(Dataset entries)
..........
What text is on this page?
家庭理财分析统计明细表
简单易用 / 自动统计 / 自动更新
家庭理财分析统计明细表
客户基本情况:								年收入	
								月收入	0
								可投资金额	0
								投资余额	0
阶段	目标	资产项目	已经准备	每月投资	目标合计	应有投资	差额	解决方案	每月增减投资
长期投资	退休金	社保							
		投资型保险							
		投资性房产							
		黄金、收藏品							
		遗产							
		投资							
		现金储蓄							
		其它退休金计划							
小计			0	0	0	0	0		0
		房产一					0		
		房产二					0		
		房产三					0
..........
> **Given request**: Write out the listing once more, matching it exactly.

> **Worked answer**:
What text is on this page?
家庭理财分析统计明细表
简单易用 / 自动统计 / 自动更新
家庭理财分析统计明细表
客户基本情况:								年收入	
								月收入	0
								可投资金额	0
								投资余额	0
阶段	目标	资产项目	已经准备	每月投资	目标合计	应有投资	差额	解决方案	每月增减投资
长期投资	退休金	社保							
		投资型保险							
		投资性房产							
		黄金、收藏品							
		遗产							
		投资							
		现金储蓄							
		其它退休金计划							
小计			0	0	0	0	0		0
		房产一					0		
		房产二					0		
		房产三					0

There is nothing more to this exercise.